What you have to do: A full and exact copy of the listing that follows is needed.

Dataset entries:
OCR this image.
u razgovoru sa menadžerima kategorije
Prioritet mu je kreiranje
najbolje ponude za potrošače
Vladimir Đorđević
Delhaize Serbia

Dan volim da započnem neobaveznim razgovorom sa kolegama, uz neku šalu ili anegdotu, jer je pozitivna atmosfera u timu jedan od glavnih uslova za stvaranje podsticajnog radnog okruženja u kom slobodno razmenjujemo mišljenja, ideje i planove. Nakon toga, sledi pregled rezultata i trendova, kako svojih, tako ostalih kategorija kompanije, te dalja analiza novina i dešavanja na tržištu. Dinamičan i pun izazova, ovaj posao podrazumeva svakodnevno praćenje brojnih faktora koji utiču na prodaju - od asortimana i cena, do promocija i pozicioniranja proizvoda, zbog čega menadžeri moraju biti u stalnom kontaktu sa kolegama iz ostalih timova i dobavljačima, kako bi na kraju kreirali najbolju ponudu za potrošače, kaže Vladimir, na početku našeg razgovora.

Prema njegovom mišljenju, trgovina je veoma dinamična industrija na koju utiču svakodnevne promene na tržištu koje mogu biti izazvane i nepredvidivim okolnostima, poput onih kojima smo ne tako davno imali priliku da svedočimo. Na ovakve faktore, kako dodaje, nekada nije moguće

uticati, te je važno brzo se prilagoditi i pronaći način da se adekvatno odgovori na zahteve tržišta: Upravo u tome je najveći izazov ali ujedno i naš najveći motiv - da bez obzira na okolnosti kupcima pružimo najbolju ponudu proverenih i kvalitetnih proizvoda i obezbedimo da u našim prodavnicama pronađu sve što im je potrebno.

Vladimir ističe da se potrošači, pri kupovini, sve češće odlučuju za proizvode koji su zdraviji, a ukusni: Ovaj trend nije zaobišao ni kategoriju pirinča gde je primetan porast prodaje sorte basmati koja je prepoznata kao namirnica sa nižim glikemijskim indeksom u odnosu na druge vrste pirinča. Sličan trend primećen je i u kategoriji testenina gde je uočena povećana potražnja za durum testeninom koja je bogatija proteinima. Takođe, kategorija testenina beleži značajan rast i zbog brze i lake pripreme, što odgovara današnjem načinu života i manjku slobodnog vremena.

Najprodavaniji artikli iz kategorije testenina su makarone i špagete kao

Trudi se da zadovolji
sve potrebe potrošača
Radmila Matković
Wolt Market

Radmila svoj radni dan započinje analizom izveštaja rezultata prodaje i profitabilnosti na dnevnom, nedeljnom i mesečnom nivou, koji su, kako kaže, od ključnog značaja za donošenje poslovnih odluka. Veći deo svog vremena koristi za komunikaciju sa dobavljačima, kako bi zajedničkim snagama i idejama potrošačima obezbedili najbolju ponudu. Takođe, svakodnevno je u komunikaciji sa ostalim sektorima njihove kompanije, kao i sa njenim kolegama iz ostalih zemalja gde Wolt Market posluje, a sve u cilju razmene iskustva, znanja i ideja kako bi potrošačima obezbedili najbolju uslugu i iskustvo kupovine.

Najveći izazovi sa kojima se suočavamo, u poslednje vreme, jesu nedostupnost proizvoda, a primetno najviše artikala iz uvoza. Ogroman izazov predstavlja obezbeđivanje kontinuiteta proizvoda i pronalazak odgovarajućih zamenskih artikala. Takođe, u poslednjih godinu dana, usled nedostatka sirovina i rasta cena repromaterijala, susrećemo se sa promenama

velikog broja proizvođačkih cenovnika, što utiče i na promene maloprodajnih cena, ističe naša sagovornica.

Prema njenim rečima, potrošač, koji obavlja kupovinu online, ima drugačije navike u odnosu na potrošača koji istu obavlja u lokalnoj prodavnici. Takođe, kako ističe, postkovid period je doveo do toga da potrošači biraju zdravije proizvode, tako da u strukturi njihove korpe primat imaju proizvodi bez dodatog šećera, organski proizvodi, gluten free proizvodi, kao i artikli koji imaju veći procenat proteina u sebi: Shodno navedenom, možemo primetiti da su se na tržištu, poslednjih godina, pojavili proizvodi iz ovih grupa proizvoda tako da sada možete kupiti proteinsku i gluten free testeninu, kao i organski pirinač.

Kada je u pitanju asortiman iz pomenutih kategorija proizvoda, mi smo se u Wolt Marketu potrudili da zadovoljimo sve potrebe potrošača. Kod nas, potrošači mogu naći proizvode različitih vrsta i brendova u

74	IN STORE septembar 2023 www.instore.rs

Exercise solution:
OCR this image.
u razgovoru sa menadžerima kategorije
Prioritet mu je kreiranje
najbolje ponude za potrošače
Vladimir Đorđević
Delhaize Serbia

Dan volim da započnem neobaveznim razgovorom sa kolegama, uz neku šalu ili anegdotu, jer je pozitivna atmosfera u timu jedan od glavnih uslova za stvaranje podsticajnog radnog okruženja u kom slobodno razmenjujemo mišljenja, ideje i planove. Nakon toga, sledi pregled rezultata i trendova, kako svojih, tako ostalih kategorija kompanije, te dalja analiza novina i dešavanja na tržištu. Dinamičan i pun izazova, ovaj posao podrazumeva svakodnevno praćenje brojnih faktora koji utiču na prodaju - od asortimana i cena, do promocija i pozicioniranja proizvoda, zbog čega menadžeri moraju biti u stalnom kontaktu sa kolegama iz ostalih timova i dobavljačima, kako bi na kraju kreirali najbolju ponudu za potrošače, kaže Vladimir, na početku našeg razgovora.

Prema njegovom mišljenju, trgovina je veoma dinamična industrija na koju utiču svakodnevne promene na tržištu koje mogu biti izazvane i nepredvidivim okolnostima, poput onih kojima smo ne tako davno imali priliku da svedočimo. Na ovakve faktore, kako dodaje, nekada nije moguće

uticati, te je važno brzo se prilagoditi i pronaći način da se adekvatno odgovori na zahteve tržišta: Upravo u tome je najveći izazov ali ujedno i naš najveći motiv - da bez obzira na okolnosti kupcima pružimo najbolju ponudu proverenih i kvalitetnih proizvoda i obezbedimo da u našim prodavnicama pronađu sve što im je potrebno.

Vladimir ističe da se potrošači, pri kupovini, sve češće odlučuju za proizvode koji su zdraviji, a ukusni: Ovaj trend nije zaobišao ni kategoriju pirinča gde je primetan porast prodaje sorte basmati koja je prepoznata kao namirnica sa nižim glikemijskim indeksom u odnosu na druge vrste pirinča. Sličan trend primećen je i u kategoriji testenina gde je uočena povećana potražnja za durum testeninom koja je bogatija proteinima. Takođe, kategorija testenina beleži značajan rast i zbog brze i lake pripreme, što odgovara današnjem načinu života i manjku slobodnog vremena.

Najprodavaniji artikli iz kategorije testenina su makarone i špagete kao

Trudi se da zadovolji
sve potrebe potrošača
Radmila Matković
Wolt Market

Radmila svoj radni dan započinje analizom izveštaja rezultata prodaje i profitabilnosti na dnevnom, nedeljnom i mesečnom nivou, koji su, kako kaže, od ključnog značaja za donošenje poslovnih odluka. Veći deo svog vremena koristi za komunikaciju sa dobavljačima, kako bi zajedničkim snagama i idejama potrošačima obezbedili najbolju ponudu. Takođe, svakodnevno je u komunikaciji sa ostalim sektorima njihove kompanije, kao i sa njenim kolegama iz ostalih zemalja gde Wolt Market posluje, a sve u cilju razmene iskustva, znanja i ideja kako bi potrošačima obezbedili najbolju uslugu i iskustvo kupovine.

Najveći izazovi sa kojima se suočavamo, u poslednje vreme, jesu nedostupnost proizvoda, a primetno najviše artikala iz uvoza. Ogroman izazov predstavlja obezbeđivanje kontinuiteta proizvoda i pronalazak odgovarajućih zamenskih artikala. Takođe, u poslednjih godinu dana, usled nedostatka sirovina i rasta cena repromaterijala, susrećemo se sa promenama

velikog broja proizvođačkih cenovnika, što utiče i na promene maloprodajnih cena, ističe naša sagovornica.

Prema njenim rečima, potrošač, koji obavlja kupovinu online, ima drugačije navike u odnosu na potrošača koji istu obavlja u lokalnoj prodavnici. Takođe, kako ističe, postkovid period je doveo do toga da potrošači biraju zdravije proizvode, tako da u strukturi njihove korpe primat imaju proizvodi bez dodatog šećera, organski proizvodi, gluten free proizvodi, kao i artikli koji imaju veći procenat proteina u sebi: Shodno navedenom, možemo primetiti da su se na tržištu, poslednjih godina, pojavili proizvodi iz ovih grupa proizvoda tako da sada možete kupiti proteinsku i gluten free testeninu, kao i organski pirinač.

Kada je u pitanju asortiman iz pomenutih kategorija proizvoda, mi smo se u Wolt Marketu potrudili da zadovoljimo sve potrebe potrošača. Kod nas, potrošači mogu naći proizvode različitih vrsta i brendova u

74	IN STORE septembar 2023 www.instore.rs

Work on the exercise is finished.